■ CHALLENGE
Copy the lines of the rows that run from the line containing "- svg-text:IJ: IJ: [456, 1050, 465, 1062]" through the line containing "- refresh-icon[interactable]: [105, 46, 145, 86]", including both of those lines.

[Bounding box annotations]
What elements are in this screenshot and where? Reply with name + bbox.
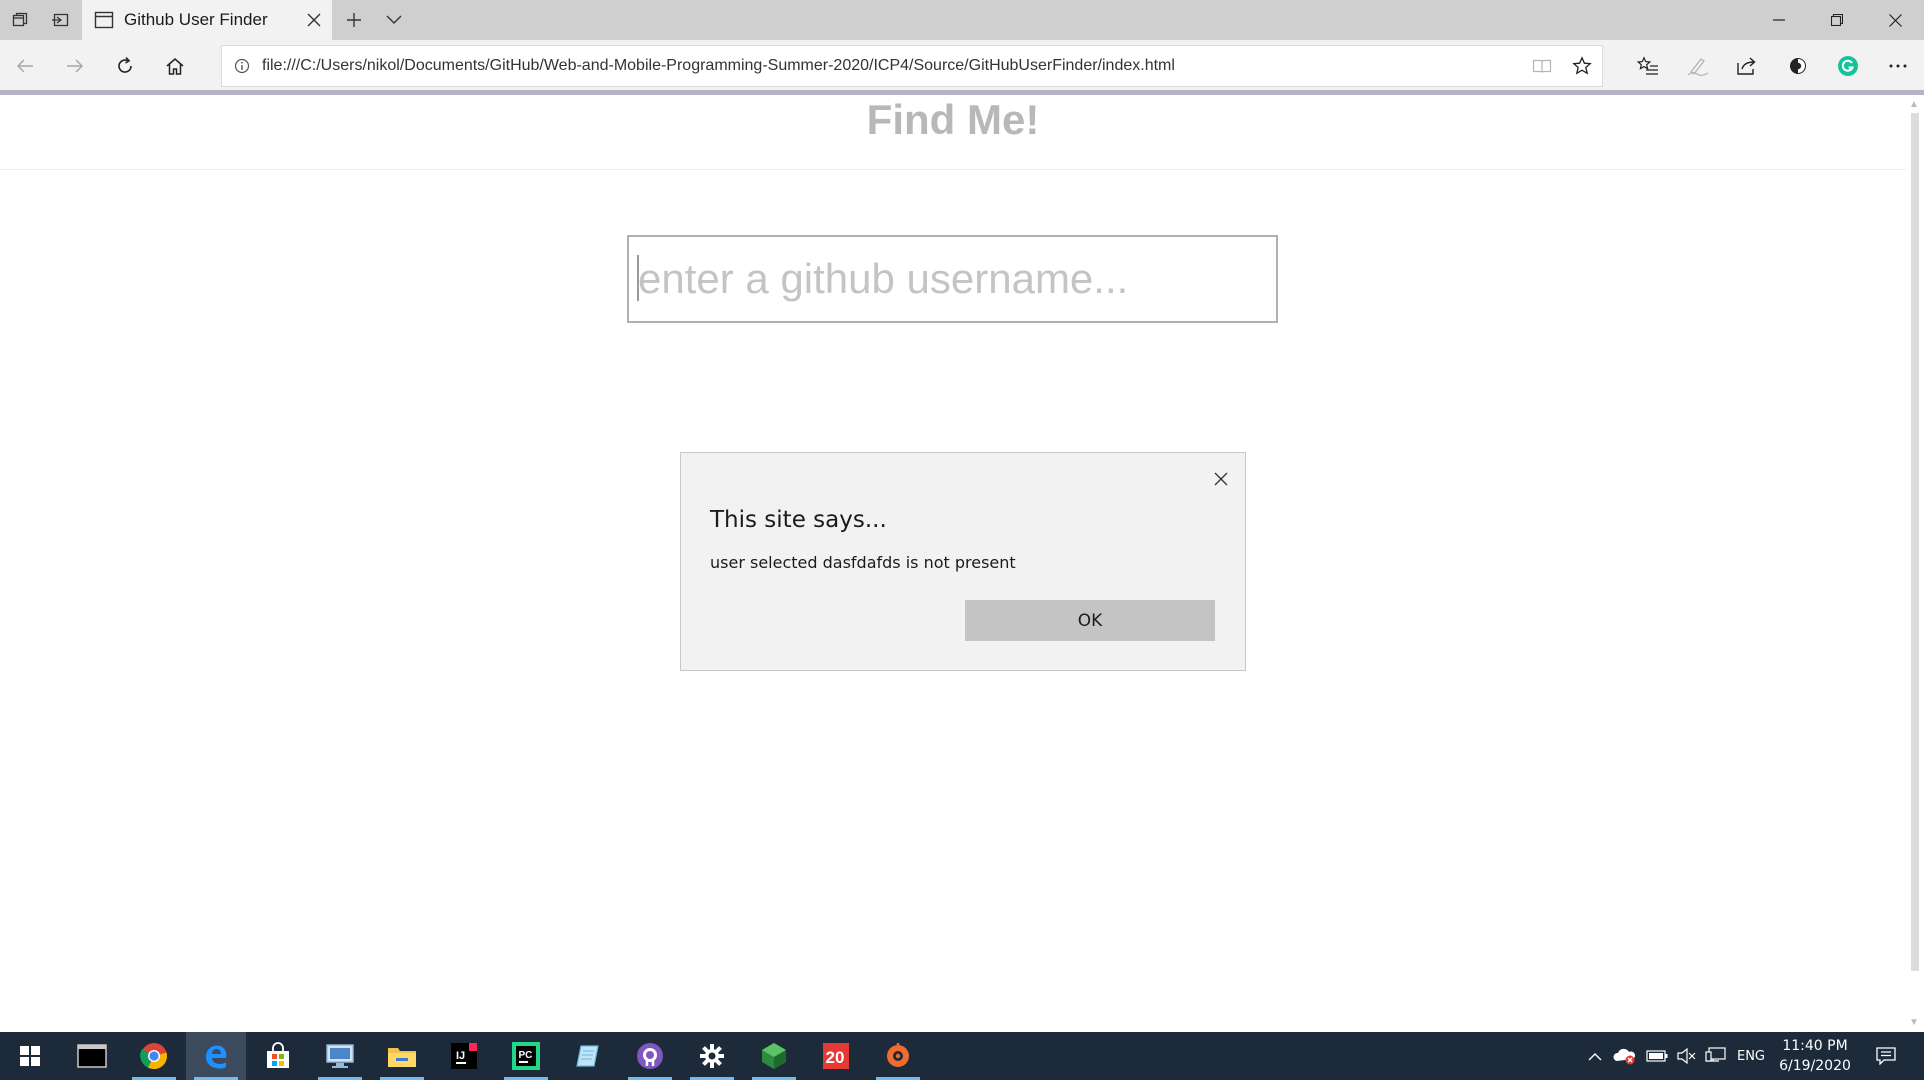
- svg-text:IJ: IJ: [456, 1050, 465, 1062]
- text-caret: [637, 255, 639, 301]
- browser-tab-bar: Github User Finder: [0, 0, 1924, 40]
- action-center-icon[interactable]: [1868, 1032, 1904, 1080]
- page-icon: [94, 10, 114, 30]
- page-header: Find Me!: [0, 95, 1906, 170]
- battery-icon[interactable]: [1643, 1032, 1671, 1080]
- calendar-badge: 20: [826, 1048, 845, 1067]
- close-tab-icon[interactable]: [296, 0, 332, 40]
- set-aside-tabs-icon[interactable]: [40, 0, 80, 40]
- forward-arrow-icon[interactable]: [55, 46, 95, 86]
- intellij-icon[interactable]: IJ: [434, 1032, 494, 1080]
- tab-title: Github User Finder: [124, 10, 268, 29]
- page-scrollbar[interactable]: ▲ ▼: [1906, 95, 1924, 1032]
- scrollbar-thumb[interactable]: [1911, 113, 1919, 971]
- pycharm-icon[interactable]: PC: [496, 1032, 556, 1080]
- settings-gear-icon[interactable]: [682, 1032, 742, 1080]
- refresh-icon[interactable]: [105, 46, 145, 86]
- windows-taskbar: IJ PC 20 ENG 11:40 PM 6/19/2020: [0, 1032, 1924, 1080]
- onedrive-error-icon[interactable]: [1610, 1032, 1640, 1080]
- edge-icon[interactable]: [186, 1032, 246, 1080]
- ok-button[interactable]: OK: [965, 600, 1215, 641]
- windows-start-icon[interactable]: [0, 1032, 60, 1080]
- clock-time: 11:40 PM: [1782, 1038, 1848, 1054]
- scroll-up-arrow-icon[interactable]: ▲: [1909, 99, 1919, 110]
- svg-text:PC: PC: [519, 1050, 533, 1061]
- web-note-pen-icon[interactable]: [1678, 46, 1718, 86]
- github-desktop-icon[interactable]: [620, 1032, 680, 1080]
- more-options-icon[interactable]: [1878, 46, 1918, 86]
- github-username-input[interactable]: [627, 235, 1278, 323]
- terminal-icon[interactable]: [62, 1032, 122, 1080]
- home-icon[interactable]: [155, 46, 195, 86]
- dialog-message: user selected dasfdafds is not present: [710, 553, 1016, 572]
- extension-shield-icon[interactable]: [1778, 46, 1818, 86]
- new-tab-icon[interactable]: [334, 0, 374, 40]
- cube-app-icon[interactable]: [744, 1032, 804, 1080]
- url-text[interactable]: file:///C:/Users/nikol/Documents/GitHub/…: [262, 57, 1522, 75]
- volume-muted-icon[interactable]: [1672, 1032, 1700, 1080]
- chrome-icon[interactable]: [124, 1032, 184, 1080]
- clock-date: 6/19/2020: [1779, 1058, 1851, 1074]
- address-bar[interactable]: file:///C:/Users/nikol/Documents/GitHub/…: [221, 45, 1603, 87]
- info-icon[interactable]: [222, 46, 262, 86]
- network-icon[interactable]: [1701, 1032, 1731, 1080]
- notepad-icon[interactable]: [558, 1032, 618, 1080]
- tab-actions-icon[interactable]: [0, 0, 40, 40]
- show-hidden-icons-chevron-up-icon[interactable]: [1582, 1032, 1608, 1080]
- dialog-title: This site says...: [710, 507, 887, 533]
- share-icon[interactable]: [1727, 46, 1767, 86]
- file-explorer-icon[interactable]: [372, 1032, 432, 1080]
- favorites-list-icon[interactable]: [1628, 46, 1668, 86]
- reading-view-icon[interactable]: [1522, 46, 1562, 86]
- scroll-down-arrow-icon[interactable]: ▼: [1909, 1017, 1919, 1028]
- page-title: Find Me!: [866, 96, 1040, 143]
- remote-desktop-icon[interactable]: [310, 1032, 370, 1080]
- back-arrow-icon[interactable]: [5, 46, 45, 86]
- close-window-icon[interactable]: [1866, 0, 1924, 40]
- alert-dialog: This site says... user selected dasfdafd…: [680, 452, 1246, 671]
- media-app-icon[interactable]: [868, 1032, 928, 1080]
- clock[interactable]: 11:40 PM 6/19/2020: [1770, 1036, 1860, 1078]
- dialog-close-icon[interactable]: [1203, 461, 1239, 497]
- restore-icon[interactable]: [1808, 0, 1866, 40]
- favorite-star-icon[interactable]: [1562, 46, 1602, 86]
- microsoft-store-icon[interactable]: [248, 1032, 308, 1080]
- input-language[interactable]: ENG: [1731, 1032, 1771, 1080]
- minimize-icon[interactable]: [1750, 0, 1808, 40]
- browser-tab[interactable]: Github User Finder: [82, 0, 332, 40]
- grammarly-icon[interactable]: [1828, 46, 1868, 86]
- tab-preview-chevron-down-icon[interactable]: [374, 0, 414, 40]
- address-toolbar: file:///C:/Users/nikol/Documents/GitHub/…: [0, 40, 1924, 92]
- calendar-icon[interactable]: 20: [806, 1032, 866, 1080]
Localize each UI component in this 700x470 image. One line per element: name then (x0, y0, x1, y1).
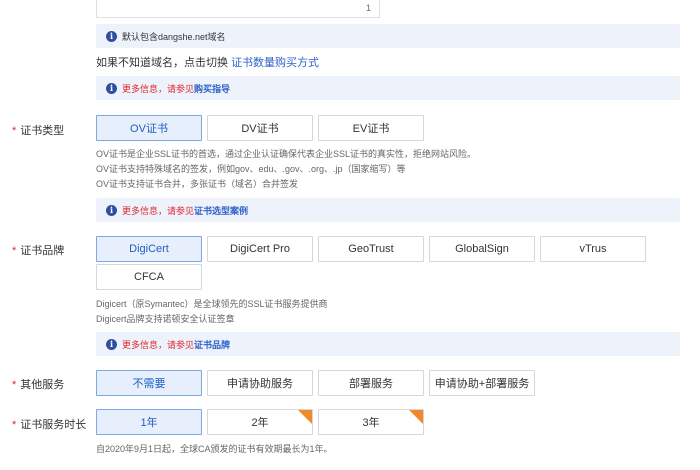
cert-type-info-prefix: 更多信息，请参见 (122, 205, 195, 216)
cert-type-info: i 更多信息，请参见 证书选型案例 (96, 198, 680, 222)
other-service-label: * 其他服务 (12, 379, 65, 391)
cert-brand-label: * 证书品牌 (12, 245, 65, 257)
brand-geotrust[interactable]: GeoTrust (318, 236, 424, 262)
brand-cfca[interactable]: CFCA (96, 264, 202, 290)
cert-type-dv[interactable]: DV证书 (207, 115, 313, 141)
cert-selection-case-link[interactable]: 证书选型案例 (194, 204, 248, 217)
service-duration-description: 自2020年9月1日起，全球CA颁发的证书有效期最长为1年。 (96, 444, 333, 454)
cert-brand-description: Digicert（原Symantec）是全球领先的SSL证书服务提供商 Digi… (96, 299, 328, 324)
info-icon: i (106, 338, 117, 350)
required-star: * (12, 245, 17, 257)
switch-hint-text: 如果不知道域名，点击切换 (96, 57, 228, 69)
cert-type-description: OV证书是企业SSL证书的首选，通过企业认证确保代表企业SSL证书的真实性，拒绝… (96, 149, 477, 189)
buy-guide-prefix: 更多信息，请参见 (122, 83, 195, 94)
service-duration-label: * 证书服务时长 (12, 419, 87, 431)
cert-type-label: * 证书类型 (12, 125, 65, 137)
required-star: * (12, 379, 17, 391)
hot-badge-icon (298, 410, 312, 424)
duration-3-year[interactable]: 3年 (318, 409, 424, 435)
service-apply-assist-deploy[interactable]: 申请协助+部署服务 (429, 370, 535, 396)
cert-brand-info: i 更多信息，请参见 证书品牌 (96, 332, 680, 356)
buy-guide-info: i 更多信息，请参见 购买指导 (96, 76, 680, 100)
brand-globalsign[interactable]: GlobalSign (429, 236, 535, 262)
service-deploy[interactable]: 部署服务 (318, 370, 424, 396)
default-domain-text: 默认包含dangshe.net域名 (122, 31, 226, 42)
buy-guide-link[interactable]: 购买指导 (194, 82, 230, 95)
domain-count-value: 1 (365, 3, 371, 13)
service-none[interactable]: 不需要 (96, 370, 202, 396)
service-apply-assist[interactable]: 申请协助服务 (207, 370, 313, 396)
info-icon: i (106, 30, 117, 42)
switch-hint: 如果不知道域名，点击切换 证书数量购买方式 (96, 54, 319, 70)
duration-2-year[interactable]: 2年 (207, 409, 313, 435)
domain-count-input[interactable]: 1 (96, 0, 380, 18)
cert-type-ov[interactable]: OV证书 (96, 115, 202, 141)
info-icon: i (106, 82, 117, 94)
brand-vtrus[interactable]: vTrus (540, 236, 646, 262)
cert-brand-link[interactable]: 证书品牌 (194, 338, 230, 351)
default-domain-info: i 默认包含dangshe.net域名 (96, 24, 680, 48)
duration-1-year[interactable]: 1年 (96, 409, 202, 435)
required-star: * (12, 419, 17, 431)
required-star: * (12, 125, 17, 137)
brand-digicert[interactable]: DigiCert (96, 236, 202, 262)
info-icon: i (106, 204, 117, 216)
switch-purchase-mode-link[interactable]: 证书数量购买方式 (231, 57, 319, 69)
brand-digicert-pro[interactable]: DigiCert Pro (207, 236, 313, 262)
cert-type-ev[interactable]: EV证书 (318, 115, 424, 141)
cert-brand-info-prefix: 更多信息，请参见 (122, 339, 195, 350)
hot-badge-icon (409, 410, 423, 424)
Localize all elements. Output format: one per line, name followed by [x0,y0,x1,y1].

■ EXERCISE RESULT
- svg-text:IJ: IJ: [456, 1050, 465, 1062]
- text-caret: [637, 255, 639, 301]
- browser-tab-bar: Github User Finder: [0, 0, 1924, 40]
- action-center-icon[interactable]: [1868, 1032, 1904, 1080]
- page-icon: [94, 10, 114, 30]
- page-header: Find Me!: [0, 95, 1906, 170]
- battery-icon[interactable]: [1643, 1032, 1671, 1080]
- calendar-badge: 20: [826, 1048, 845, 1067]
- close-tab-icon[interactable]: [296, 0, 332, 40]
- set-aside-tabs-icon[interactable]: [40, 0, 80, 40]
- forward-arrow-icon[interactable]: [55, 46, 95, 86]
- intellij-icon[interactable]: IJ: [434, 1032, 494, 1080]
- tab-title: Github User Finder: [124, 10, 268, 29]
- page-scrollbar[interactable]: ▲ ▼: [1906, 95, 1924, 1032]
- scrollbar-thumb[interactable]: [1911, 113, 1919, 971]
- pycharm-icon[interactable]: PC: [496, 1032, 556, 1080]
- settings-gear-icon[interactable]: [682, 1032, 742, 1080]
- refresh-icon[interactable]: [105, 46, 145, 86]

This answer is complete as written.